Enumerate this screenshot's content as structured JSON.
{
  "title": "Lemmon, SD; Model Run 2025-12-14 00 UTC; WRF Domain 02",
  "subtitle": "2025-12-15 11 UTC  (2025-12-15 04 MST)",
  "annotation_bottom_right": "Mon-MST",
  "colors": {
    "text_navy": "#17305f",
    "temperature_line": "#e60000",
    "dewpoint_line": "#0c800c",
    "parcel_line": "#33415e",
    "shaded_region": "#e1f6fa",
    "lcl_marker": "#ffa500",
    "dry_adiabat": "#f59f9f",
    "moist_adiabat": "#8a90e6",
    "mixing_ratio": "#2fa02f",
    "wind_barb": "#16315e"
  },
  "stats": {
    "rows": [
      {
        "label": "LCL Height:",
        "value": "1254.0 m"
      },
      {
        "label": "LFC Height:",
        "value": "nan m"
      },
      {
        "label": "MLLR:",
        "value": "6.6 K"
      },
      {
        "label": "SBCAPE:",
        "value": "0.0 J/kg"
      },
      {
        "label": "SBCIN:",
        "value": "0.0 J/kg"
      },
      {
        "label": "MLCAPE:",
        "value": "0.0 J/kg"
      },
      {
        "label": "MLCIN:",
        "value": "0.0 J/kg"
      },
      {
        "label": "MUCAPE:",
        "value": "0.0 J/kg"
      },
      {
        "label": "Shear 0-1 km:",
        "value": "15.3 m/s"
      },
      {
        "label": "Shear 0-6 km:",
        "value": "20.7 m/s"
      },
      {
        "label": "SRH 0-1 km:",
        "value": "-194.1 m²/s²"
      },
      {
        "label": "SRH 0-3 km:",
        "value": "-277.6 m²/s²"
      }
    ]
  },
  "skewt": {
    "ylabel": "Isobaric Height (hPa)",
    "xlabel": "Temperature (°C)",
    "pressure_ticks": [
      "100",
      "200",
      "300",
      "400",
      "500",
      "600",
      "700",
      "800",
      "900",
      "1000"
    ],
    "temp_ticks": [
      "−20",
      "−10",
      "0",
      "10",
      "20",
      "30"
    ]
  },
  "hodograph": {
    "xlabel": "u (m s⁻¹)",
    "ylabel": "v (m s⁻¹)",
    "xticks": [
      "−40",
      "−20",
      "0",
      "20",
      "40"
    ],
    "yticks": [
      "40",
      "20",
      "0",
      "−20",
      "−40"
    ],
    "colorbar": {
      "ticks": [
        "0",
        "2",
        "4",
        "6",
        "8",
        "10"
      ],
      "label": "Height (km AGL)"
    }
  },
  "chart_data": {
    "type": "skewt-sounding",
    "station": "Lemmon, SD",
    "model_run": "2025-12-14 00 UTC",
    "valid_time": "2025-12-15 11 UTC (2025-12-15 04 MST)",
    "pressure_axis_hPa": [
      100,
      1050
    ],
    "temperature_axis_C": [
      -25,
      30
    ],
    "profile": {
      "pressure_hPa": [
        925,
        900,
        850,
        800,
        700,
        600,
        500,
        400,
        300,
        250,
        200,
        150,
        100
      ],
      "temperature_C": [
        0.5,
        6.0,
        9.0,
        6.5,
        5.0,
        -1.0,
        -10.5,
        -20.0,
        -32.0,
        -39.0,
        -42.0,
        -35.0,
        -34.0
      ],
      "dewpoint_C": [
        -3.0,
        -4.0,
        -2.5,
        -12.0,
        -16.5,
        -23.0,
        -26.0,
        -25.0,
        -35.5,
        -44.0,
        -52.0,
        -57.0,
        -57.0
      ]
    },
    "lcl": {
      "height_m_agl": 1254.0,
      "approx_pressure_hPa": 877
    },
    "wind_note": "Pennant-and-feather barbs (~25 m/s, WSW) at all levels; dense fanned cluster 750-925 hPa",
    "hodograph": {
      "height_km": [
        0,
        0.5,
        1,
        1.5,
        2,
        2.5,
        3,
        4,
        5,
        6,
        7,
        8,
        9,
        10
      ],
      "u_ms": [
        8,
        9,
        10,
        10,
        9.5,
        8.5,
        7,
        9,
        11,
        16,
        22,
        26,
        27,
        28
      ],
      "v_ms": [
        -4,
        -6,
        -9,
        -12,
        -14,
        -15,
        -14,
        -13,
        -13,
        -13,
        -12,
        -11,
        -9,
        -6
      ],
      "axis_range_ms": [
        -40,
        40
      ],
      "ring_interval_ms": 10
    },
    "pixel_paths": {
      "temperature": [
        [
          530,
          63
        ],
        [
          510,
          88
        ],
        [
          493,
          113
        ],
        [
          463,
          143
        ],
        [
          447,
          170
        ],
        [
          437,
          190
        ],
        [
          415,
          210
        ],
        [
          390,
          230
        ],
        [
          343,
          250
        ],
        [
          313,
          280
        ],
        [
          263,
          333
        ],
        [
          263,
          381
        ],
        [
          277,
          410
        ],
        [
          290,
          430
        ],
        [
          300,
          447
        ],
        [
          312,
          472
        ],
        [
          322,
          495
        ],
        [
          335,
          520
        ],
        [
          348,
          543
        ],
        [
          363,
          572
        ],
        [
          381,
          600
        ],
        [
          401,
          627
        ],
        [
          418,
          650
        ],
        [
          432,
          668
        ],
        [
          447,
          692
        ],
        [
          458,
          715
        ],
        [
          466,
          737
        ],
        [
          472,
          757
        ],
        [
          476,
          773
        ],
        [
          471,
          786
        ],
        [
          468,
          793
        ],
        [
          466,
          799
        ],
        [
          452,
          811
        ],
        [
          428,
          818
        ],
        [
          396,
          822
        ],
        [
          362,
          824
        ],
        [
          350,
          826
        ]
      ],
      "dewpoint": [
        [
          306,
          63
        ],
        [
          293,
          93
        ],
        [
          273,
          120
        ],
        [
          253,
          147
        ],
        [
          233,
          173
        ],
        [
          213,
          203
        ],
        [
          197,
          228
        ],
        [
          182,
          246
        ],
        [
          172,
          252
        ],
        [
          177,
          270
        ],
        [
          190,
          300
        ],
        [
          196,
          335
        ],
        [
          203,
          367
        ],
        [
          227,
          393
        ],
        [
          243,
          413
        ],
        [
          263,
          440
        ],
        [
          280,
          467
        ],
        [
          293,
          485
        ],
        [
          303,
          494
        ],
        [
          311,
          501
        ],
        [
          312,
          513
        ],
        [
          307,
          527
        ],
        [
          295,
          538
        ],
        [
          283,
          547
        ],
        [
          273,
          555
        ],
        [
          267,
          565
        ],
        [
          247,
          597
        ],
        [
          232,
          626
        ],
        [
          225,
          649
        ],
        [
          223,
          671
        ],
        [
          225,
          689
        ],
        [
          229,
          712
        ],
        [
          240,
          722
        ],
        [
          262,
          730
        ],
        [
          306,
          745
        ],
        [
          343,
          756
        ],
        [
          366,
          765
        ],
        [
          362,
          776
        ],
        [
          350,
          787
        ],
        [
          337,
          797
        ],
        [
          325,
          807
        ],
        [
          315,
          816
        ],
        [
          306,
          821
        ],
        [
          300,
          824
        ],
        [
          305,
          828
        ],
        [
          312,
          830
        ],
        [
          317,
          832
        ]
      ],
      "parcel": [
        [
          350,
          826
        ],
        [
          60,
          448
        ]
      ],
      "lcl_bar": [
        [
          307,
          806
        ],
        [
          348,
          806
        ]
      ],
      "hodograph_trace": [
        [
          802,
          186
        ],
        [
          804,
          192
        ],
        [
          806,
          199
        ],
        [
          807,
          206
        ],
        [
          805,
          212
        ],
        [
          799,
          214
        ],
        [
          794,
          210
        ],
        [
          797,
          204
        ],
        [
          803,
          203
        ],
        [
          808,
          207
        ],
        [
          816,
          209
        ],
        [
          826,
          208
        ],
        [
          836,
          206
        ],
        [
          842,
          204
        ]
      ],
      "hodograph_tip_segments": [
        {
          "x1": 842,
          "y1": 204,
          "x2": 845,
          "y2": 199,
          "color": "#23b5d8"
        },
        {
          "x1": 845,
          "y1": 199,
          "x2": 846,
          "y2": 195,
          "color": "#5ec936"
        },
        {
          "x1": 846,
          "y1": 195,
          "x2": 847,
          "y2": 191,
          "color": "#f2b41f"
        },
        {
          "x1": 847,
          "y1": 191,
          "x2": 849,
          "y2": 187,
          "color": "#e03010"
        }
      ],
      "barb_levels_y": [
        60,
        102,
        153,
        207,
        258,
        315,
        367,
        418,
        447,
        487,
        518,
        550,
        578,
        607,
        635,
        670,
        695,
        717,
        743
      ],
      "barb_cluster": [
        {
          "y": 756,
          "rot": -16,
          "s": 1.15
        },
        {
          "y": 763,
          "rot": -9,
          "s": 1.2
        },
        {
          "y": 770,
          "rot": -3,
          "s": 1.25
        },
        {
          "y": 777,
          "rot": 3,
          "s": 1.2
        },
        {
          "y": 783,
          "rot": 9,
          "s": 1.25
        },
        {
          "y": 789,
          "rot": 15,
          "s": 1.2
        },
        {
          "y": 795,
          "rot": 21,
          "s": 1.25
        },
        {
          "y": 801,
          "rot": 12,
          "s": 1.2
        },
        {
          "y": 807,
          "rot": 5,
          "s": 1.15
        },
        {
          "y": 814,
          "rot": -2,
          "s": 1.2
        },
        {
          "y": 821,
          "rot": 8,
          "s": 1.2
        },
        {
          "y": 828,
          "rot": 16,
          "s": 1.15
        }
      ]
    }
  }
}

**Exercise**
Filter the entries down to the lines containing "ylabel". Copy each of those lines.

**Exercise solution**
    "ylabel": "Isobaric Height (hPa)",
    "ylabel": "v (m s⁻¹)",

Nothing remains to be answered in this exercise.